DATA SHOWN:
· · ·

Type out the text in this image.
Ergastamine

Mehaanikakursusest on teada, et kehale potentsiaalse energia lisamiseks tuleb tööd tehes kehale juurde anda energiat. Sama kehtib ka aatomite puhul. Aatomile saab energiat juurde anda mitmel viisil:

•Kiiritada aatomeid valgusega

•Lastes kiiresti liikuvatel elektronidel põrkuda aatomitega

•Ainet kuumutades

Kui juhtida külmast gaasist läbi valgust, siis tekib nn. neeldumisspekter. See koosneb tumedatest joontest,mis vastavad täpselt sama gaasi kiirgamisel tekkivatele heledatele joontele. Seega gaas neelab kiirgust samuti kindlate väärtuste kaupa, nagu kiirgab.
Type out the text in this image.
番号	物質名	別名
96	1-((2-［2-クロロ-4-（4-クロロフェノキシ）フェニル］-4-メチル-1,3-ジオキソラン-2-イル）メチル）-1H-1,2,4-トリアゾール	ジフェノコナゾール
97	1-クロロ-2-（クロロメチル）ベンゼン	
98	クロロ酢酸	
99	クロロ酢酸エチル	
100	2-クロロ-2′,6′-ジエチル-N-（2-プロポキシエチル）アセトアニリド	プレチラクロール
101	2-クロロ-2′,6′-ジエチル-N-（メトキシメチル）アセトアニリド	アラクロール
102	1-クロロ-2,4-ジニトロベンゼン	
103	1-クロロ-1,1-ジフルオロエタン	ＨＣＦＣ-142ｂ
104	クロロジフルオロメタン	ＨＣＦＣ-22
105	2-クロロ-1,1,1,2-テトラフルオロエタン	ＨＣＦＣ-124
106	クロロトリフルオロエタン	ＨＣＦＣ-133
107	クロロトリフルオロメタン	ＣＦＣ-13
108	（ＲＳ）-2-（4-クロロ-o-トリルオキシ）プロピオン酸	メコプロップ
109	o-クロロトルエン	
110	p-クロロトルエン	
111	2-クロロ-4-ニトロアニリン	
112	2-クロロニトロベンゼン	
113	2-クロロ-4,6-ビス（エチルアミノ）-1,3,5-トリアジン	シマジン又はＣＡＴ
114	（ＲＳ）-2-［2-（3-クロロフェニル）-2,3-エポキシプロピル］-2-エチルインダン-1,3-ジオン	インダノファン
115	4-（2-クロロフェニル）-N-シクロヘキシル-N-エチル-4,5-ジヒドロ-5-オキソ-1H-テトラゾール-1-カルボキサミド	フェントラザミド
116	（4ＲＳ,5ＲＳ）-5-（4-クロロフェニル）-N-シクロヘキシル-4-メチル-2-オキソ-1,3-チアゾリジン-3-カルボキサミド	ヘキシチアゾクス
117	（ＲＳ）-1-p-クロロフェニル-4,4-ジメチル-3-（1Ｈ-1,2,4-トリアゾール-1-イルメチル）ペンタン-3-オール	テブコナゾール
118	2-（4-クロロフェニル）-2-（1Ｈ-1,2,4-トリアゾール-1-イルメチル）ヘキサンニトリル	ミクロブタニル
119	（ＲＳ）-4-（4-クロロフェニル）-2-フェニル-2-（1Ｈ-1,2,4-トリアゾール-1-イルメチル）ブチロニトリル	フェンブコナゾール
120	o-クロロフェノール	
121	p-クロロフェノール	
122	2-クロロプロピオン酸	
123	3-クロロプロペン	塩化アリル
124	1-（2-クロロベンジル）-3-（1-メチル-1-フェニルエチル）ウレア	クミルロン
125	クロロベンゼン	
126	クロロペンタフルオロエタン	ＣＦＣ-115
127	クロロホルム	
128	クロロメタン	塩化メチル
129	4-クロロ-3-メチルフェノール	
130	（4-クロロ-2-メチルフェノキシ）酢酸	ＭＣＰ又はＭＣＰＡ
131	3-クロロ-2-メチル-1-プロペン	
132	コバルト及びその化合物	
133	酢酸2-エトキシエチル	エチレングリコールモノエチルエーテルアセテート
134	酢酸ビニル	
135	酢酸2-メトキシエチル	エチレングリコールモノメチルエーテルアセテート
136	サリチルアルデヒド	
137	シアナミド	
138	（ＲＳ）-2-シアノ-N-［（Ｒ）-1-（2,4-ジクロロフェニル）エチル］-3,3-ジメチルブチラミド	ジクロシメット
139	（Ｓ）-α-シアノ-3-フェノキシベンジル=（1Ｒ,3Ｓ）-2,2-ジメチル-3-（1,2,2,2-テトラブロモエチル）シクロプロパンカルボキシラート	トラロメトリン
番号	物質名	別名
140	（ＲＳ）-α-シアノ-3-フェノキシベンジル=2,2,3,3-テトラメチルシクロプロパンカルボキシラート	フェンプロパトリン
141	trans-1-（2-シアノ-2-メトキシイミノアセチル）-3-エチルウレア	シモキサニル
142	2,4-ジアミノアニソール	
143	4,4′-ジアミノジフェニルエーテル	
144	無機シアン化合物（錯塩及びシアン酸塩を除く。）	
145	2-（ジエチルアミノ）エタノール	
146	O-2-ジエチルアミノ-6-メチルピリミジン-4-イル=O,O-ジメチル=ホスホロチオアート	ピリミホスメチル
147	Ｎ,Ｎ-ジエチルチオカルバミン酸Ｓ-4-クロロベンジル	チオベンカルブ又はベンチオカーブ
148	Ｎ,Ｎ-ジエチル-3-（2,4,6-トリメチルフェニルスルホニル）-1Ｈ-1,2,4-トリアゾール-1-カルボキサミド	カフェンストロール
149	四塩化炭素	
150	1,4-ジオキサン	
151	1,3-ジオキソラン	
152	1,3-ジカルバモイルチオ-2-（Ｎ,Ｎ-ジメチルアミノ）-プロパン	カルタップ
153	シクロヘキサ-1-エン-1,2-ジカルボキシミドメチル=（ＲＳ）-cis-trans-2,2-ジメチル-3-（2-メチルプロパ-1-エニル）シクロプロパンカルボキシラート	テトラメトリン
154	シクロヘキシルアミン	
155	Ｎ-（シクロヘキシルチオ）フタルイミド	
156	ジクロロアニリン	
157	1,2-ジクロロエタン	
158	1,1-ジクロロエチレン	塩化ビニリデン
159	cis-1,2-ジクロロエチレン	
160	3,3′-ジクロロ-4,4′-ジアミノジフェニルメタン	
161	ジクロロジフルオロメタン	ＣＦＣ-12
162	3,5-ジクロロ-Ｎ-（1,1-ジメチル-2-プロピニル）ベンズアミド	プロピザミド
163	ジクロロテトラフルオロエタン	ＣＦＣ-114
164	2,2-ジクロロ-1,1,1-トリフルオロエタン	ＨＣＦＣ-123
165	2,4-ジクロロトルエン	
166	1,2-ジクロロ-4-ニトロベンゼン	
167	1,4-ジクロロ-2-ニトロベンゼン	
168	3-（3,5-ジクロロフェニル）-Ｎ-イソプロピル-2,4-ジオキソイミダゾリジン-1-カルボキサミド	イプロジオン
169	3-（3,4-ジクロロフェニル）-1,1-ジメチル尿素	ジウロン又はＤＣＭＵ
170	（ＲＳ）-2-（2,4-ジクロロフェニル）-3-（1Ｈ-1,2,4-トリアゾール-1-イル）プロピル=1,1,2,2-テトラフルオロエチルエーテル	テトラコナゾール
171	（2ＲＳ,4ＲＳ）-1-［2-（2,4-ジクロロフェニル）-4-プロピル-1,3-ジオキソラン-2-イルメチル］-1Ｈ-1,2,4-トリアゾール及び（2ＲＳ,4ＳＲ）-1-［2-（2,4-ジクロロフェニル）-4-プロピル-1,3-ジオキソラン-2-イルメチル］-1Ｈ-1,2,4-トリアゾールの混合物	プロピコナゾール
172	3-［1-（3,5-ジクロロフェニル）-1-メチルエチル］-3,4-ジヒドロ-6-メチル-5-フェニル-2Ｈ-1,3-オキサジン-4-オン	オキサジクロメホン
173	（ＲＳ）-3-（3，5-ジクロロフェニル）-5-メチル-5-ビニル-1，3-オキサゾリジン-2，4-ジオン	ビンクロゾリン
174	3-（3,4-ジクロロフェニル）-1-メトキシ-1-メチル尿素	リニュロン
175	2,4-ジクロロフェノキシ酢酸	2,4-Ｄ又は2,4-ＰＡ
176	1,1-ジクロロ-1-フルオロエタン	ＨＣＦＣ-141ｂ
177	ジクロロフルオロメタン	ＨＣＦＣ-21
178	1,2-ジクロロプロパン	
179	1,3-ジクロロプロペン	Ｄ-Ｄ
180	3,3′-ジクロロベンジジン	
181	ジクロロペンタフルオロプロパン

· · ·

Count up the lines in the listing that hold the word "ジエチルアミノ", and give that number only.

RESPONSE TO THE TASK:
2